__PROBLEM__. Output every line of the data exactly as it appears.

__SUPPLIED ENTRIES__.

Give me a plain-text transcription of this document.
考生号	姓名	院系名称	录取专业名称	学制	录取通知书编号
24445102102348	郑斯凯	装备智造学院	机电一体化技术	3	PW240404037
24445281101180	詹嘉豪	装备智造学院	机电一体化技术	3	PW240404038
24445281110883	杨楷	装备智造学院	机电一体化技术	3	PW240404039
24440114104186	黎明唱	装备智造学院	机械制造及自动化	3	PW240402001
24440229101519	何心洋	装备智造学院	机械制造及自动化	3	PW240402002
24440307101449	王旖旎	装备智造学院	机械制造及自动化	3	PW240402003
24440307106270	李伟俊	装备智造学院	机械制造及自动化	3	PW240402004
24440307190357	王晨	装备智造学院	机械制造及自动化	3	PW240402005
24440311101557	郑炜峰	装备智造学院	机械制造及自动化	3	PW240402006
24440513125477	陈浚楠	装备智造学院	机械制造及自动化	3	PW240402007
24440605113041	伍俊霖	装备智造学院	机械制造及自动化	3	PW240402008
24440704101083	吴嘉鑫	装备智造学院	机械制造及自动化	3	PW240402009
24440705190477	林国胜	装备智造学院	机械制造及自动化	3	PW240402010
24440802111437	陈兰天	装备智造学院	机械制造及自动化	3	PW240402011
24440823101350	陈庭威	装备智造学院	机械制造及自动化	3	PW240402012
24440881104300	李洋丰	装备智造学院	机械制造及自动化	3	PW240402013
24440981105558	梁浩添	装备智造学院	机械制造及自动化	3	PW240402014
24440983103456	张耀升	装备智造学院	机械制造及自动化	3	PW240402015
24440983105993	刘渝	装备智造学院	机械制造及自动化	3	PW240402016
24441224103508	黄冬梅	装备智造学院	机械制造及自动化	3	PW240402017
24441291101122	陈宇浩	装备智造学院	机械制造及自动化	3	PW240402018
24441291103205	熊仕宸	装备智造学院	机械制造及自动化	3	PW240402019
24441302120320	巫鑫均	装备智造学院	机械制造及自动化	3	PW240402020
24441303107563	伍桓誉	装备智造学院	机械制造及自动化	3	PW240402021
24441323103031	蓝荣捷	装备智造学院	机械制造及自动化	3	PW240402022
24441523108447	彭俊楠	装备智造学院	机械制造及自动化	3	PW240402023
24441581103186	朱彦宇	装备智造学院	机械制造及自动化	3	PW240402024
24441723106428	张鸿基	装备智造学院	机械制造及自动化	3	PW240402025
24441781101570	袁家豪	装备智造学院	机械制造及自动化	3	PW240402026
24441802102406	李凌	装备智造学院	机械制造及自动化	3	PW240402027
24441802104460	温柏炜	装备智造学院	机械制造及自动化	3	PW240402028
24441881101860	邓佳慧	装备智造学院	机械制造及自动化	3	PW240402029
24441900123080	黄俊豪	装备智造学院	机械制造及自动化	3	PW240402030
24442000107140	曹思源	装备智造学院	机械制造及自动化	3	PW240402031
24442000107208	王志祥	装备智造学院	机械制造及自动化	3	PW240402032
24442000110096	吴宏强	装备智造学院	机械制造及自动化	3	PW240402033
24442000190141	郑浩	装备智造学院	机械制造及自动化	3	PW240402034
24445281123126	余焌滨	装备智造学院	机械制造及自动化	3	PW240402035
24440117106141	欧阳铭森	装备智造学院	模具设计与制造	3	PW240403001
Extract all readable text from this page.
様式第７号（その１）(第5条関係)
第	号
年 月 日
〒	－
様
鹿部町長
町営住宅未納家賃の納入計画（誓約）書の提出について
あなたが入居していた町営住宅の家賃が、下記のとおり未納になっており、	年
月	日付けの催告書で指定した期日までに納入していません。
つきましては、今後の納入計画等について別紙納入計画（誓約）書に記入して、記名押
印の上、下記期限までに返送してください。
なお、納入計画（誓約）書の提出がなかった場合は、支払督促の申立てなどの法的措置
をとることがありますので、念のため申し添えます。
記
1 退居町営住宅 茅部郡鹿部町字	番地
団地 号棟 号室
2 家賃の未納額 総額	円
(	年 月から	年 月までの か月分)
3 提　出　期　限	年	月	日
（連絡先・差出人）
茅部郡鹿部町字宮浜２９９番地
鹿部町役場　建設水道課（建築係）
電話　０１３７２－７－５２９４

__SOLUTION__.
Give me a plain-text transcription of this document.
考生号	姓名	院系名称	录取专业名称	学制	录取通知书编号
24445102102348	郑斯凯	装备智造学院	机电一体化技术	3	PW240404037
24445281101180	詹嘉豪	装备智造学院	机电一体化技术	3	PW240404038
24445281110883	杨楷	装备智造学院	机电一体化技术	3	PW240404039
24440114104186	黎明唱	装备智造学院	机械制造及自动化	3	PW240402001
24440229101519	何心洋	装备智造学院	机械制造及自动化	3	PW240402002
24440307101449	王旖旎	装备智造学院	机械制造及自动化	3	PW240402003
24440307106270	李伟俊	装备智造学院	机械制造及自动化	3	PW240402004
24440307190357	王晨	装备智造学院	机械制造及自动化	3	PW240402005
24440311101557	郑炜峰	装备智造学院	机械制造及自动化	3	PW240402006
24440513125477	陈浚楠	装备智造学院	机械制造及自动化	3	PW240402007
24440605113041	伍俊霖	装备智造学院	机械制造及自动化	3	PW240402008
24440704101083	吴嘉鑫	装备智造学院	机械制造及自动化	3	PW240402009
24440705190477	林国胜	装备智造学院	机械制造及自动化	3	PW240402010
24440802111437	陈兰天	装备智造学院	机械制造及自动化	3	PW240402011
24440823101350	陈庭威	装备智造学院	机械制造及自动化	3	PW240402012
24440881104300	李洋丰	装备智造学院	机械制造及自动化	3	PW240402013
24440981105558	梁浩添	装备智造学院	机械制造及自动化	3	PW240402014
24440983103456	张耀升	装备智造学院	机械制造及自动化	3	PW240402015
24440983105993	刘渝	装备智造学院	机械制造及自动化	3	PW240402016
24441224103508	黄冬梅	装备智造学院	机械制造及自动化	3	PW240402017
24441291101122	陈宇浩	装备智造学院	机械制造及自动化	3	PW240402018
24441291103205	熊仕宸	装备智造学院	机械制造及自动化	3	PW240402019
24441302120320	巫鑫均	装备智造学院	机械制造及自动化	3	PW240402020
24441303107563	伍桓誉	装备智造学院	机械制造及自动化	3	PW240402021
24441323103031	蓝荣捷	装备智造学院	机械制造及自动化	3	PW240402022
24441523108447	彭俊楠	装备智造学院	机械制造及自动化	3	PW240402023
24441581103186	朱彦宇	装备智造学院	机械制造及自动化	3	PW240402024
24441723106428	张鸿基	装备智造学院	机械制造及自动化	3	PW240402025
24441781101570	袁家豪	装备智造学院	机械制造及自动化	3	PW240402026
24441802102406	李凌	装备智造学院	机械制造及自动化	3	PW240402027
24441802104460	温柏炜	装备智造学院	机械制造及自动化	3	PW240402028
24441881101860	邓佳慧	装备智造学院	机械制造及自动化	3	PW240402029
24441900123080	黄俊豪	装备智造学院	机械制造及自动化	3	PW240402030
24442000107140	曹思源	装备智造学院	机械制造及自动化	3	PW240402031
24442000107208	王志祥	装备智造学院	机械制造及自动化	3	PW240402032
24442000110096	吴宏强	装备智造学院	机械制造及自动化	3	PW240402033
24442000190141	郑浩	装备智造学院	机械制造及自动化	3	PW240402034
24445281123126	余焌滨	装备智造学院	机械制造及自动化	3	PW240402035
24440117106141	欧阳铭森	装备智造学院	模具设计与制造	3	PW240403001
Extract all readable text from this page.
様式第７号（その１）(第5条関係)
第	号
年 月 日
〒	－
様
鹿部町長
町営住宅未納家賃の納入計画（誓約）書の提出について
あなたが入居していた町営住宅の家賃が、下記のとおり未納になっており、	年
月	日付けの催告書で指定した期日までに納入していません。
つきましては、今後の納入計画等について別紙納入計画（誓約）書に記入して、記名押
印の上、下記期限までに返送してください。
なお、納入計画（誓約）書の提出がなかった場合は、支払督促の申立てなどの法的措置
をとることがありますので、念のため申し添えます。
記
1 退居町営住宅 茅部郡鹿部町字	番地
団地 号棟 号室
2 家賃の未納額 総額	円
(	年 月から	年 月までの か月分)
3 提　出　期　限	年	月	日
（連絡先・差出人）
茅部郡鹿部町字宮浜２９９番地
鹿部町役場　建設水道課（建築係）
電話　０１３７２－７－５２９４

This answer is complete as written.